WHAT YOU ARE ASKED TO DO ▸ Write out every entry, unchanged. Skip any picture.

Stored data
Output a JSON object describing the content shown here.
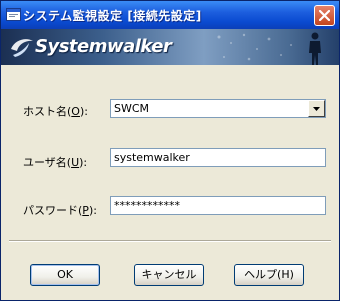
{
  "window": {
    "title": "システム監視設定 [接続先設定]",
    "close_label": "×"
  },
  "banner": {
    "logo_text": "Systemwalker"
  },
  "form": {
    "host": {
      "label_prefix": "ホスト名(",
      "label_accel": "O",
      "label_suffix": "):",
      "value": "SWCM"
    },
    "user": {
      "label_prefix": "ユーザ名(",
      "label_accel": "U",
      "label_suffix": "):",
      "value": "systemwalker"
    },
    "password": {
      "label_prefix": "パスワード(",
      "label_accel": "P",
      "label_suffix": "):",
      "value": "************"
    }
  },
  "buttons": {
    "ok": "OK",
    "cancel": "キャンセル",
    "help": "ヘルプ(H)"
  },
  "colors": {
    "titlebar": "#0a4ad0",
    "dialog_bg": "#ece9d8",
    "close_button": "#c4451f"
  },
  "icons": {
    "app": "app-window-icon",
    "close": "close-icon",
    "dropdown": "chevron-down-icon",
    "figure": "person-silhouette-icon"
  }
}
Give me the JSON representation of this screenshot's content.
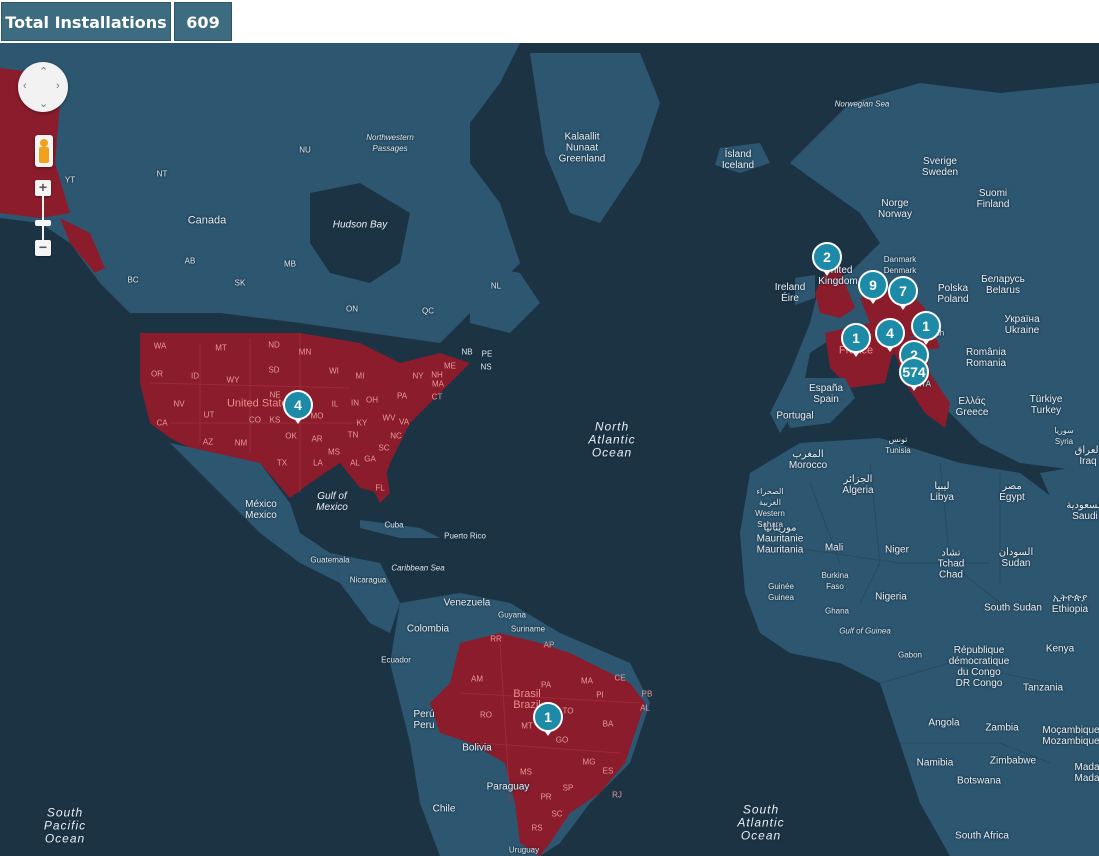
{
  "header": {
    "label": "Total Installations",
    "value": "609"
  },
  "colors": {
    "ocean": "#1c3344",
    "land": "#2d5770",
    "highlight": "#8a1c2c",
    "header_box": "#3d6c80",
    "marker": "#1d8aa8"
  },
  "map_controls": {
    "icons": [
      "pan-icon",
      "pegman-icon",
      "zoom-in-icon",
      "zoom-out-icon"
    ],
    "zoom_in": "+",
    "zoom_out": "−"
  },
  "markers": [
    {
      "name": "united-kingdom",
      "count": "2"
    },
    {
      "name": "netherlands",
      "count": "9"
    },
    {
      "name": "germany",
      "count": "7"
    },
    {
      "name": "france",
      "count": "1"
    },
    {
      "name": "switzerland",
      "count": "4"
    },
    {
      "name": "austria",
      "count": "1"
    },
    {
      "name": "italy-north",
      "count": "2"
    },
    {
      "name": "italy",
      "count": "574"
    },
    {
      "name": "united-states",
      "count": "4"
    },
    {
      "name": "brazil",
      "count": "1"
    }
  ],
  "labels": {
    "norwegian_sea": "Norwegian Sea",
    "northwestern_passages": "Northwestern\nPassages",
    "nu": "NU",
    "nt": "NT",
    "yt": "YT",
    "greenland": "Kalaallit\nNunaat\nGreenland",
    "iceland": "Ísland\nIceland",
    "sweden": "Sverige\nSweden",
    "norway": "Norge\nNorway",
    "finland": "Suomi\nFinland",
    "canada": "Canada",
    "hudson_bay": "Hudson Bay",
    "ab": "AB",
    "mb": "MB",
    "sk": "SK",
    "bc": "BC",
    "nl": "NL",
    "on": "ON",
    "qc": "QC",
    "nb": "NB",
    "pe": "PE",
    "ns": "NS",
    "denmark": "Danmark\nDenmark",
    "ireland": "Ireland\nÉire",
    "united_kingdom": "United\nKingdom",
    "poland": "Polska\nPoland",
    "belarus": "Беларусь\nBelarus",
    "ukraine": "Україна\nUkraine",
    "romania": "România\nRomania",
    "greece": "Ελλάς\nGreece",
    "turkey": "Türkiye\nTurkey",
    "spain": "España\nSpain",
    "portugal": "Portugal",
    "france": "France",
    "tunisia": "تونس\nTunisia",
    "morocco": "المغرب\nMorocco",
    "algeria": "الجزائر\nAlgeria",
    "libya": "ليبيا\nLibya",
    "egypt": "مصر\nEgypt",
    "syria": "سوريا\nSyria",
    "iraq": "العراق\nIraq",
    "saudi": "السعودية\nSaudi",
    "western_sahara": "الصحراء\nالغربية\nWestern\nSahara",
    "mauritania": "موريتانيا\nMauritanie\nMauritania",
    "mali": "Mali",
    "niger": "Niger",
    "chad": "تشاد\nTchad\nChad",
    "sudan": "السودان\nSudan",
    "ethiopia": "ኢትዮጵያ\nEthiopia",
    "south_sudan": "South Sudan",
    "guinea": "Guinée\nGuinea",
    "burkina": "Burkina\nFaso",
    "ghana": "Ghana",
    "nigeria": "Nigeria",
    "gulf_guinea": "Gulf of Guinea",
    "gabon": "Gabon",
    "drc": "République\ndémocratique\ndu Congo\nDR Congo",
    "kenya": "Kenya",
    "tanzania": "Tanzania",
    "angola": "Angola",
    "zambia": "Zambia",
    "mozambique": "Moçambique\nMozambique",
    "namibia": "Namibia",
    "zimbabwe": "Zimbabwe",
    "botswana": "Botswana",
    "madagascar": "Mada\nMada",
    "south_africa": "South Africa",
    "north_atlantic": "North\nAtlantic\nOcean",
    "south_atlantic": "South\nAtlantic\nOcean",
    "south_pacific": "South\nPacific\nOcean",
    "united_states": "United States",
    "mexico": "México\nMexico",
    "gulf_mexico": "Gulf of\nMexico",
    "cuba": "Cuba",
    "puerto_rico": "Puerto Rico",
    "guatemala": "Guatemala",
    "nicaragua": "Nicaragua",
    "caribbean": "Caribbean Sea",
    "venezuela": "Venezuela",
    "guyana": "Guyana",
    "suriname": "Suriname",
    "colombia": "Colombia",
    "ecuador": "Ecuador",
    "peru": "Perú\nPeru",
    "bolivia": "Bolivia",
    "brazil": "Brasil\nBrazil",
    "paraguay": "Paraguay",
    "chile": "Chile",
    "uruguay": "Uruguay",
    "austria_short": "ch",
    "italy_short": "ITA"
  },
  "us_states": [
    "WA",
    "OR",
    "ID",
    "MT",
    "ND",
    "MN",
    "SD",
    "WY",
    "NV",
    "UT",
    "CA",
    "AZ",
    "NM",
    "CO",
    "NE",
    "KS",
    "OK",
    "TX",
    "IA",
    "MO",
    "AR",
    "LA",
    "WI",
    "IL",
    "MS",
    "MI",
    "IN",
    "KY",
    "TN",
    "AL",
    "GA",
    "OH",
    "WV",
    "VA",
    "NC",
    "SC",
    "FL",
    "PA",
    "NY",
    "ME",
    "NH",
    "MA",
    "CT"
  ],
  "br_states": [
    "RR",
    "AP",
    "AM",
    "PA",
    "MA",
    "CE",
    "PB",
    "PI",
    "AL",
    "TO",
    "BA",
    "RO",
    "MT",
    "GO",
    "MG",
    "MS",
    "SP",
    "ES",
    "PR",
    "SC",
    "RS",
    "RJ"
  ]
}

THE RESULT ▸
Output a JSON object describing the content shown here.
{
  "window": {
    "title": "システム監視設定 [接続先設定]",
    "close_label": "×"
  },
  "banner": {
    "logo_text": "Systemwalker"
  },
  "form": {
    "host": {
      "label_prefix": "ホスト名(",
      "label_accel": "O",
      "label_suffix": "):",
      "value": "SWCM"
    },
    "user": {
      "label_prefix": "ユーザ名(",
      "label_accel": "U",
      "label_suffix": "):",
      "value": "systemwalker"
    },
    "password": {
      "label_prefix": "パスワード(",
      "label_accel": "P",
      "label_suffix": "):",
      "value": "************"
    }
  },
  "buttons": {
    "ok": "OK",
    "cancel": "キャンセル",
    "help": "ヘルプ(H)"
  },
  "colors": {
    "titlebar": "#0a4ad0",
    "dialog_bg": "#ece9d8",
    "close_button": "#c4451f"
  },
  "icons": {
    "app": "app-window-icon",
    "close": "close-icon",
    "dropdown": "chevron-down-icon",
    "figure": "person-silhouette-icon"
  }
}
Give me the JSON representation of this screenshot's content.
{
  "header": {
    "label": "Total Installations",
    "value": "609"
  },
  "colors": {
    "ocean": "#1c3344",
    "land": "#2d5770",
    "highlight": "#8a1c2c",
    "header_box": "#3d6c80",
    "marker": "#1d8aa8"
  },
  "map_controls": {
    "icons": [
      "pan-icon",
      "pegman-icon",
      "zoom-in-icon",
      "zoom-out-icon"
    ],
    "zoom_in": "+",
    "zoom_out": "−"
  },
  "markers": [
    {
      "name": "united-kingdom",
      "count": "2"
    },
    {
      "name": "netherlands",
      "count": "9"
    },
    {
      "name": "germany",
      "count": "7"
    },
    {
      "name": "france",
      "count": "1"
    },
    {
      "name": "switzerland",
      "count": "4"
    },
    {
      "name": "austria",
      "count": "1"
    },
    {
      "name": "italy-north",
      "count": "2"
    },
    {
      "name": "italy",
      "count": "574"
    },
    {
      "name": "united-states",
      "count": "4"
    },
    {
      "name": "brazil",
      "count": "1"
    }
  ],
  "labels": {
    "norwegian_sea": "Norwegian Sea",
    "northwestern_passages": "Northwestern\nPassages",
    "nu": "NU",
    "nt": "NT",
    "yt": "YT",
    "greenland": "Kalaallit\nNunaat\nGreenland",
    "iceland": "Ísland\nIceland",
    "sweden": "Sverige\nSweden",
    "norway": "Norge\nNorway",
    "finland": "Suomi\nFinland",
    "canada": "Canada",
    "hudson_bay": "Hudson Bay",
    "ab": "AB",
    "mb": "MB",
    "sk": "SK",
    "bc": "BC",
    "nl": "NL",
    "on": "ON",
    "qc": "QC",
    "nb": "NB",
    "pe": "PE",
    "ns": "NS",
    "denmark": "Danmark\nDenmark",
    "ireland": "Ireland\nÉire",
    "united_kingdom": "United\nKingdom",
    "poland": "Polska\nPoland",
    "belarus": "Беларусь\nBelarus",
    "ukraine": "Україна\nUkraine",
    "romania": "România\nRomania",
    "greece": "Ελλάς\nGreece",
    "turkey": "Türkiye\nTurkey",
    "spain": "España\nSpain",
    "portugal": "Portugal",
    "france": "France",
    "tunisia": "تونس\nTunisia",
    "morocco": "المغرب\nMorocco",
    "algeria": "الجزائر\nAlgeria",
    "libya": "ليبيا\nLibya",
    "egypt": "مصر\nEgypt",
    "syria": "سوريا\nSyria",
    "iraq": "العراق\nIraq",
    "saudi": "السعودية\nSaudi",
    "western_sahara": "الصحراء\nالغربية\nWestern\nSahara",
    "mauritania": "موريتانيا\nMauritanie\nMauritania",
    "mali": "Mali",
    "niger": "Niger",
    "chad": "تشاد\nTchad\nChad",
    "sudan": "السودان\nSudan",
    "ethiopia": "ኢትዮጵያ\nEthiopia",
    "south_sudan": "South Sudan",
    "guinea": "Guinée\nGuinea",
    "burkina": "Burkina\nFaso",
    "ghana": "Ghana",
    "nigeria": "Nigeria",
    "gulf_guinea": "Gulf of Guinea",
    "gabon": "Gabon",
    "drc": "République\ndémocratique\ndu Congo\nDR Congo",
    "kenya": "Kenya",
    "tanzania": "Tanzania",
    "angola": "Angola",
    "zambia": "Zambia",
    "mozambique": "Moçambique\nMozambique",
    "namibia": "Namibia",
    "zimbabwe": "Zimbabwe",
    "botswana": "Botswana",
    "madagascar": "Mada\nMada",
    "south_africa": "South Africa",
    "north_atlantic": "North\nAtlantic\nOcean",
    "south_atlantic": "South\nAtlantic\nOcean",
    "south_pacific": "South\nPacific\nOcean",
    "united_states": "United States",
    "mexico": "México\nMexico",
    "gulf_mexico": "Gulf of\nMexico",
    "cuba": "Cuba",
    "puerto_rico": "Puerto Rico",
    "guatemala": "Guatemala",
    "nicaragua": "Nicaragua",
    "caribbean": "Caribbean Sea",
    "venezuela": "Venezuela",
    "guyana": "Guyana",
    "suriname": "Suriname",
    "colombia": "Colombia",
    "ecuador": "Ecuador",
    "peru": "Perú\nPeru",
    "bolivia": "Bolivia",
    "brazil": "Brasil\nBrazil",
    "paraguay": "Paraguay",
    "chile": "Chile",
    "uruguay": "Uruguay",
    "austria_short": "ch",
    "italy_short": "ITA"
  },
  "us_states": [
    "WA",
    "OR",
    "ID",
    "MT",
    "ND",
    "MN",
    "SD",
    "WY",
    "NV",
    "UT",
    "CA",
    "AZ",
    "NM",
    "CO",
    "NE",
    "KS",
    "OK",
    "TX",
    "IA",
    "MO",
    "AR",
    "LA",
    "WI",
    "IL",
    "MS",
    "MI",
    "IN",
    "KY",
    "TN",
    "AL",
    "GA",
    "OH",
    "WV",
    "VA",
    "NC",
    "SC",
    "FL",
    "PA",
    "NY",
    "ME",
    "NH",
    "MA",
    "CT"
  ],
  "br_states": [
    "RR",
    "AP",
    "AM",
    "PA",
    "MA",
    "CE",
    "PB",
    "PI",
    "AL",
    "TO",
    "BA",
    "RO",
    "MT",
    "GO",
    "MG",
    "MS",
    "SP",
    "ES",
    "PR",
    "SC",
    "RS",
    "RJ"
  ]
}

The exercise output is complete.